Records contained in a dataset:
○ ○ ○
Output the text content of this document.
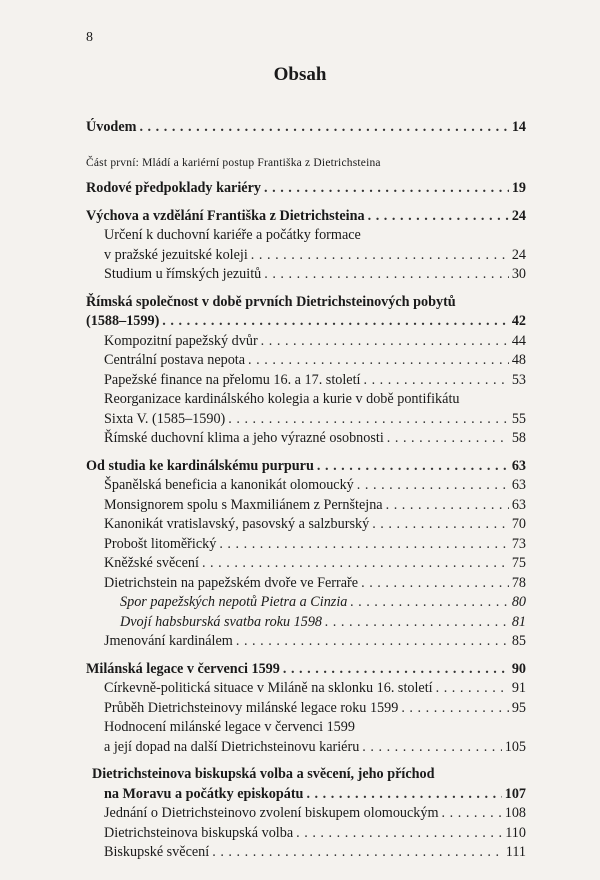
8
Obsah
Úvodem . . .	14
Část první: Mládí a kariérní postup Františka z Dietrichsteina
Rodové předpoklady kariéry . . .	19
Výchova a vzdělání Františka z Dietrichsteina . . .	24
Určení k duchovní kariéře a počátky formace
v pražské jezuitské koleji . . .	24
Studium u římských jezuitů . . .	30
Římská společnost v době prvních Dietrichsteinových pobytů
(1588–1599) . . .	42
Kompozitní papežský dvůr . . .	44
Centrální postava nepota . . .	48
Papežské finance na přelomu 16. a 17. století . . .	53
Reorganizace kardinálského kolegia a kurie v době pontifikátu
Sixta V. (1585–1590) . . .	55
Římské duchovní klima a jeho výrazné osobnosti . . .	58
Od studia ke kardinálskému purpuru . . .	63
Španělská beneficia a kanonikát olomoucký . . .	63
Monsignorem spolu s Maxmiliánem z Pernštejna . . .	63
Kanonikát vratislavský, pasovský a salzburský . . .	70
Probošt litoměřický . . .	73
Kněžské svěcení . . .	75
Dietrichstein na papežském dvoře ve Ferraře . . .	78
Spor papežských nepotů Pietra a Cinzia . . .	80
Dvojí habsburská svatba roku 1598 . . .	81
Jmenování kardinálem . . .	85
Milánská legace v červenci 1599 . . .	90
Církevně-politická situace v Miláně na sklonku 16. století . . .	91
Průběh Dietrichsteinovy milánské legace roku 1599 . . .	95
Hodnocení milánské legace v červenci 1599
a její dopad na další Dietrichsteinovu kariéru . . .	105
Dietrichsteinova biskupská volba a svěcení, jeho příchod
na Moravu a počátky episkopátu . . .	107
Jednání o Dietrichsteinovo zvolení biskupem olomouckým . . .	108
Dietrichsteinova biskupská volba . . .	110
Biskupské svěcení . . .	111
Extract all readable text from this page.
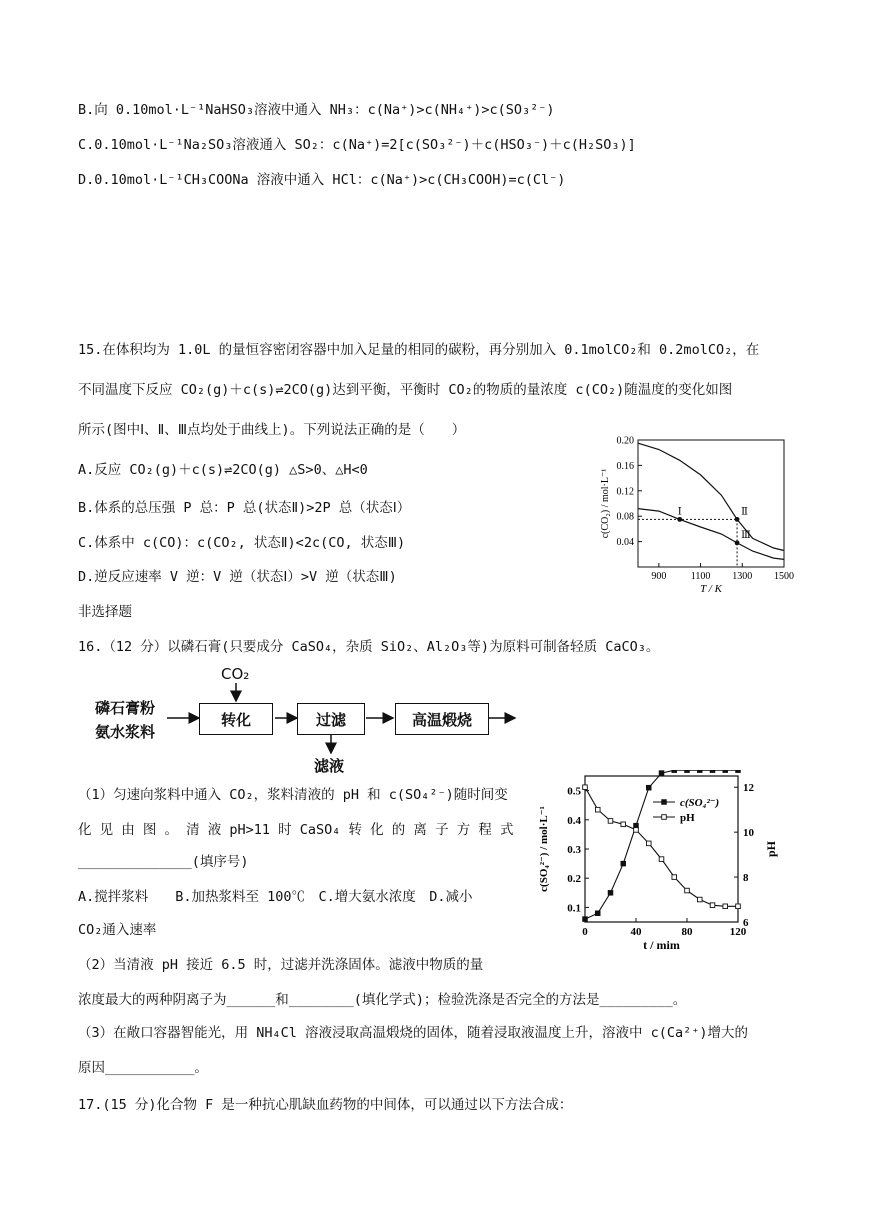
B.向 0.10mol·L⁻¹NaHSO₃溶液中通入 NH₃：c(Na⁺)>c(NH₄⁺)>c(SO₃²⁻)
C.0.10mol·L⁻¹Na₂SO₃溶液通入 SO₂：c(Na⁺)=2[c(SO₃²⁻)＋c(HSO₃⁻)＋c(H₂SO₃)]
D.0.10mol·L⁻¹CH₃COONa 溶液中通入 HCl：c(Na⁺)>c(CH₃COOH)=c(Cl⁻)
15.在体积均为 1.0L 的量恒容密闭容器中加入足量的相同的碳粉，再分别加入 0.1molCO₂和 0.2molCO₂，在
不同温度下反应 CO₂(g)＋c(s)⇌2CO(g)达到平衡，平衡时 CO₂的物质的量浓度 c(CO₂)随温度的变化如图
所示(图中Ⅰ、Ⅱ、Ⅲ点均处于曲线上)。下列说法正确的是（　　）
A.反应 CO₂(g)＋c(s)⇌2CO(g) △S>0、△H<0
B.体系的总压强 P 总：P 总(状态Ⅱ)>2P 总（状态Ⅰ）
C.体系中 c(CO)：c(CO₂, 状态Ⅱ)<2c(CO, 状态Ⅲ)
D.逆反应速率 V 逆：V 逆（状态Ⅰ）>V 逆（状态Ⅲ)
非选择题
0.04
0.08
0.12
0.16
0.20
900 1100 1300 1500
T / K
c(CO₂) / mol·L⁻¹	Ⅰ	Ⅱ
Ⅲ
16.（12 分）以磷石膏(只要成分 CaSO₄，杂质 SiO₂、Al₂O₃等)为原料可制备轻质 CaCO₃。
磷石膏粉
氨水浆料
CO₂
转化	过滤	高温煅烧
滤液
（1）匀速向浆料中通入 CO₂，浆料清液的 pH 和 c(SO₄²⁻)随时间变
化 见 由 图 。 清 液 pH>11 时 CaSO₄ 转 化 的 离 子 方 程 式
______________(填序号)
A.搅拌浆料　　B.加热浆料至 100℃　C.增大氨水浓度　D.减小
CO₂通入速率
（2）当清液 pH 接近 6.5 时，过滤并洗涤固体。滤液中物质的量
浓度最大的两种阴离子为______和________(填化学式)；检验洗涤是否完全的方法是_________。
（3）在敞口容器智能光，用 NH₄Cl 溶液浸取高温煅烧的固体，随着浸取液温度上升，溶液中 c(Ca²⁺)增大的
原因___________。
0.1
0.2
0.3
0.4
0.5
6
8
10
12
0	40	80	120
t / mim
c(SO₄²⁻) / mol·L⁻¹	pH
c(SO₄²⁻)
pH
17.(15 分)化合物 F 是一种抗心肌缺血药物的中间体，可以通过以下方法合成：
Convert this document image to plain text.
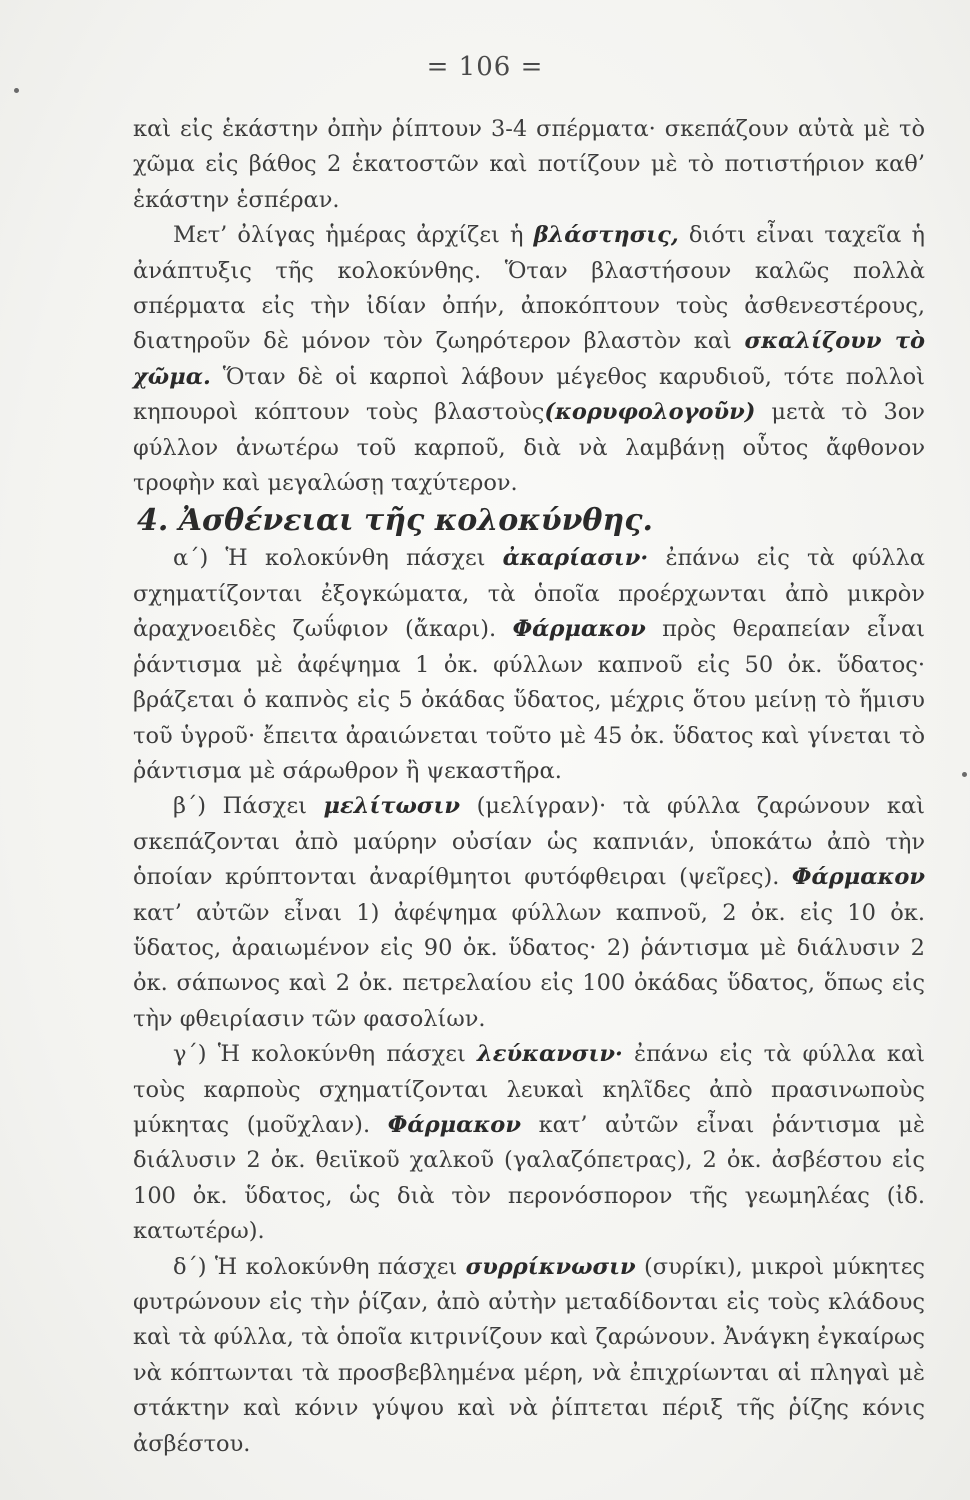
= 106 =

καὶ εἰς ἑκάστην ὀπὴν ῥίπτουν 3-4 σπέρματα· σκεπάζουν αὐτὰ μὲ τὸ χῶμα εἰς βάθος 2 ἑκατοστῶν καὶ ποτίζουν μὲ τὸ ποτιστήριον καθ’ ἑκάστην ἑσπέραν.

Μετ’ ὀλίγας ἡμέρας ἀρχίζει ἡ βλάστησις, διότι εἶναι ταχεῖα ἡ ἀνάπτυξις τῆς κολοκύνθης. Ὅταν βλαστήσουν καλῶς πολλὰ σπέρματα εἰς τὴν ἰδίαν ὀπήν, ἀποκόπτουν τοὺς ἀσθενεστέρους, διατηροῦν δὲ μόνον τὸν ζωηρότερον βλαστὸν καὶ σκαλίζουν τὸ χῶμα. Ὅταν δὲ οἱ καρποὶ λάβουν μέγεθος καρυδιοῦ, τότε πολλοὶ κηπουροὶ κόπτουν τοὺς βλαστοὺς(κορυφολογοῦν) μετὰ τὸ 3ον φύλλον ἀνωτέρω τοῦ καρποῦ, διὰ νὰ λαμβάνῃ οὗτος ἄφθονον τροφὴν καὶ μεγαλώσῃ ταχύτερον.

4. Ἀσθένειαι τῆς κολοκύνθης.

α΄) Ἡ κολοκύνθη πάσχει ἀκαρίασιν· ἐπάνω εἰς τὰ φύλλα σχηματίζονται ἐξογκώματα, τὰ ὁποῖα προέρχωνται ἀπὸ μικρὸν ἀραχνοειδὲς ζωΰφιον (ἄκαρι). Φάρμακον πρὸς θεραπείαν εἶναι ῥάντισμα μὲ ἀφέψημα 1 ὀκ. φύλλων καπνοῦ εἰς 50 ὀκ. ὕδατος· βράζεται ὁ καπνὸς εἰς 5 ὀκάδας ὕδατος, μέχρις ὅτου μείνῃ τὸ ἥμισυ τοῦ ὑγροῦ· ἔπειτα ἀραιώνεται τοῦτο μὲ 45 ὀκ. ὕδατος καὶ γίνεται τὸ ῥάντισμα μὲ σάρωθρον ἢ ψεκαστῆρα.

β΄) Πάσχει μελίτωσιν (μελίγραν)· τὰ φύλλα ζαρώνουν καὶ σκεπάζονται ἀπὸ μαύρην οὐσίαν ὡς καπνιάν, ὑποκάτω ἀπὸ τὴν ὁποίαν κρύπτονται ἀναρίθμητοι φυτόφθειραι (ψεῖρες). Φάρμακον κατ’ αὐτῶν εἶναι 1) ἀφέψημα φύλλων καπνοῦ, 2 ὀκ. εἰς 10 ὀκ. ὕδατος, ἀραιωμένον εἰς 90 ὀκ. ὕδατος· 2) ῥάντισμα μὲ διάλυσιν 2 ὀκ. σάπωνος καὶ 2 ὀκ. πετρελαίου εἰς 100 ὀκάδας ὕδατος, ὅπως εἰς τὴν φθειρίασιν τῶν φασολίων.

γ΄) Ἡ κολοκύνθη πάσχει λεύκανσιν· ἐπάνω εἰς τὰ φύλλα καὶ τοὺς καρποὺς σχηματίζονται λευκαὶ κηλῖδες ἀπὸ πρασινωποὺς μύκητας (μοῦχλαν). Φάρμακον κατ’ αὐτῶν εἶναι ῥάντισμα μὲ διάλυσιν 2 ὀκ. θειϊκοῦ χαλκοῦ (γαλαζόπετρας), 2 ὀκ. ἀσβέστου εἰς 100 ὀκ. ὕδατος, ὡς διὰ τὸν περονόσπορον τῆς γεωμηλέας (ἰδ. κατωτέρω).

δ΄) Ἡ κολοκύνθη πάσχει συρρίκνωσιν (συρίκι), μικροὶ μύκητες φυτρώνουν εἰς τὴν ῥίζαν, ἀπὸ αὐτὴν μεταδίδονται εἰς τοὺς κλάδους καὶ τὰ φύλλα, τὰ ὁποῖα κιτρινίζουν καὶ ζαρώνουν. Ἀνάγκη ἐγκαίρως νὰ κόπτωνται τὰ προσβεβλημένα μέρη, νὰ ἐπιχρίωνται αἱ πληγαὶ μὲ στάκτην καὶ κόνιν γύψου καὶ νὰ ῥίπτεται πέριξ τῆς ῥίζης κόνις ἀσβέστου.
○ ○ ○
» **WHAT THE TASK ASKS**
Only lines with the word "milánské" should be collected from the material.

» **FINISHED TASK**
Průběh Dietrichsteinovy milánské legace roku 1599 . . .	95
Hodnocení milánské legace v červenci 1599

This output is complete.